Written problem
Pick out the lines below with "power" and list them.

** Start **

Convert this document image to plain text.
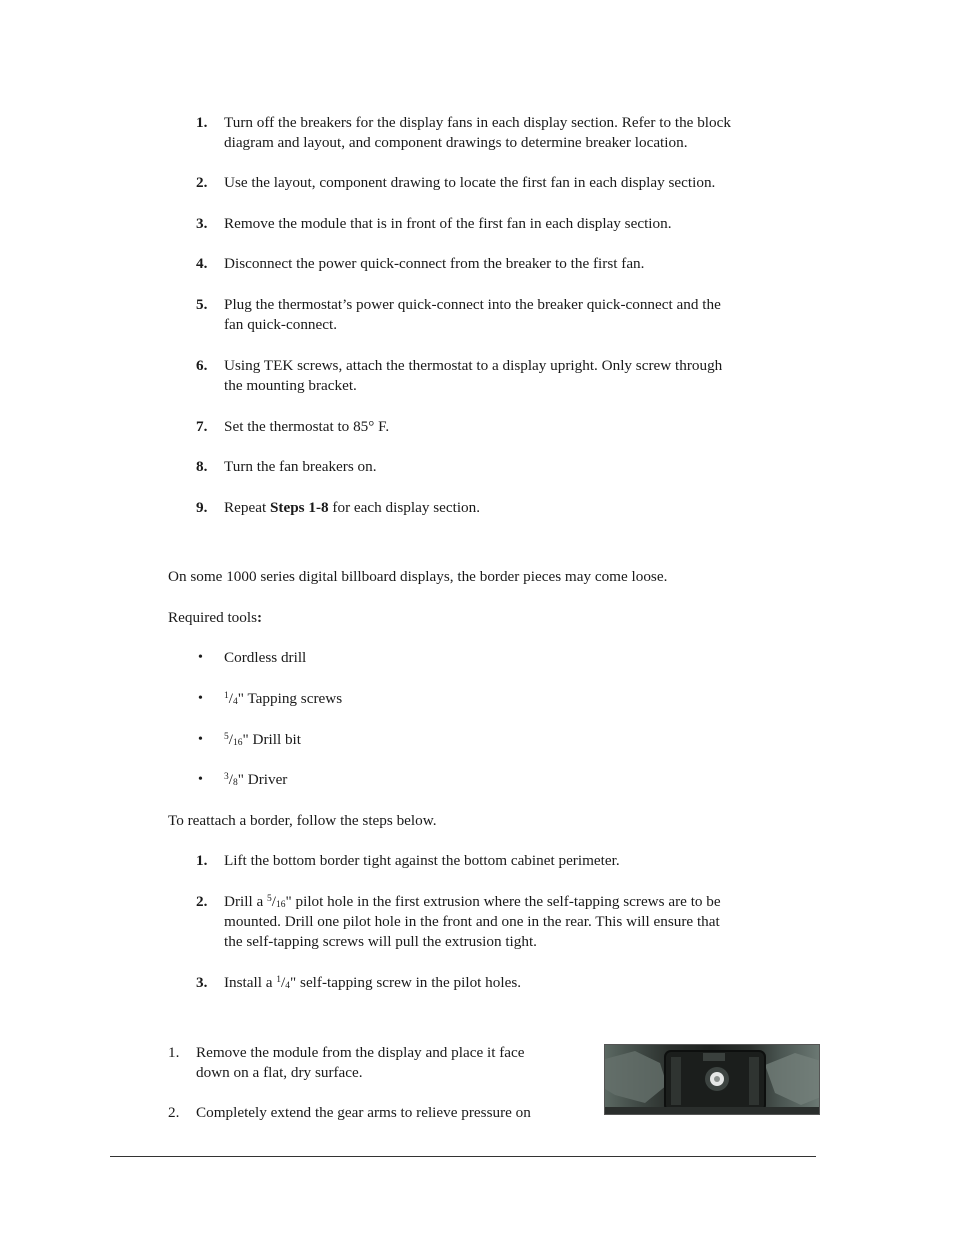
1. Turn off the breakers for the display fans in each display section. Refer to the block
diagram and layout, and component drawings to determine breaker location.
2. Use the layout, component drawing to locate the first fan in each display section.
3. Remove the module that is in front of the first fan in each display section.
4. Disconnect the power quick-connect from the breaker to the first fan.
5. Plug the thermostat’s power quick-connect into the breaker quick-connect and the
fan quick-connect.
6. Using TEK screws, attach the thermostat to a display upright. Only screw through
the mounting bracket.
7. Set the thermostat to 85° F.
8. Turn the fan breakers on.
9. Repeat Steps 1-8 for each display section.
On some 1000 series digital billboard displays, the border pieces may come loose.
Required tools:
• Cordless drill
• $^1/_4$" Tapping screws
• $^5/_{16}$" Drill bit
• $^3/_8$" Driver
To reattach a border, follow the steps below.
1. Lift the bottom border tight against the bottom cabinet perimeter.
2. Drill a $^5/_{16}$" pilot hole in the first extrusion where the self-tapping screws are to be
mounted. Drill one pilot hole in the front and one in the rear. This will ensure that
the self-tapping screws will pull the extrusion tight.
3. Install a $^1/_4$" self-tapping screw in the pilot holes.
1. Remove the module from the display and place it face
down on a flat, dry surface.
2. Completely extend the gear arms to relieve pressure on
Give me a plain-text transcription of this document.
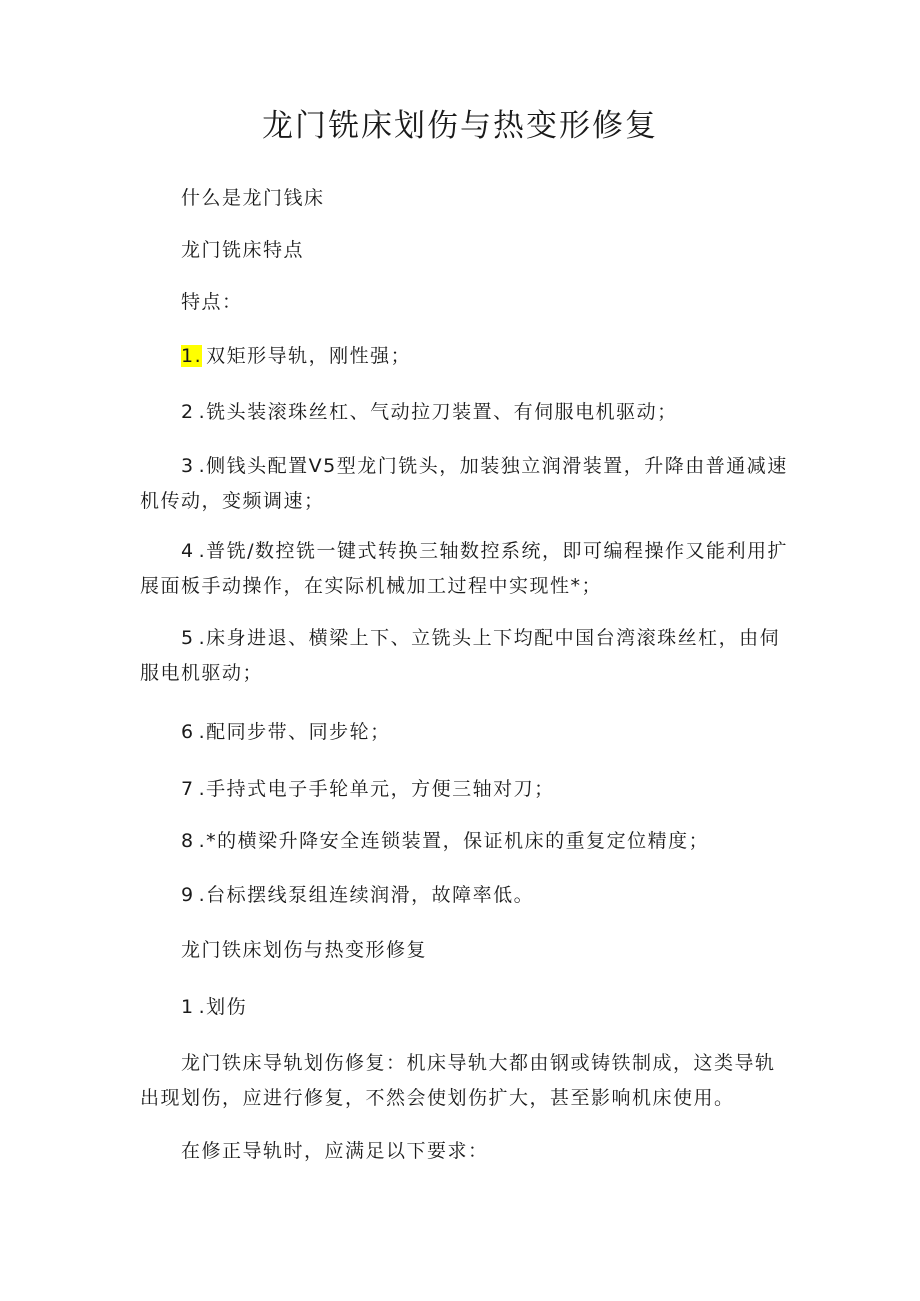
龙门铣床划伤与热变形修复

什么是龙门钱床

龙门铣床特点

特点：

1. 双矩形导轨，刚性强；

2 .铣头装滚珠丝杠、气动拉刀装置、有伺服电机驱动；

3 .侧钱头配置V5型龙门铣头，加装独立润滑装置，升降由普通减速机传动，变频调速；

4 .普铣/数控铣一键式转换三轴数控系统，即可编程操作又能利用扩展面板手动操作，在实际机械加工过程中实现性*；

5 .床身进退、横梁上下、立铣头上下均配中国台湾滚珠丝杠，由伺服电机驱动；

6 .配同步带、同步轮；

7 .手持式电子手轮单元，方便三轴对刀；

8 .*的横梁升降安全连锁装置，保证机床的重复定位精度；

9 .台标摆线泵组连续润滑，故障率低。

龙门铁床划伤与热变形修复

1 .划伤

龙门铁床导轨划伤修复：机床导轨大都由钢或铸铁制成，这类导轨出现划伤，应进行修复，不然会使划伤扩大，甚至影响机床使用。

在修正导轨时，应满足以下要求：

** End **

Response for this exercise
4. Disconnect the power quick-connect from the breaker to the first fan.
5. Plug the thermostat’s power quick-connect into the breaker quick-connect and the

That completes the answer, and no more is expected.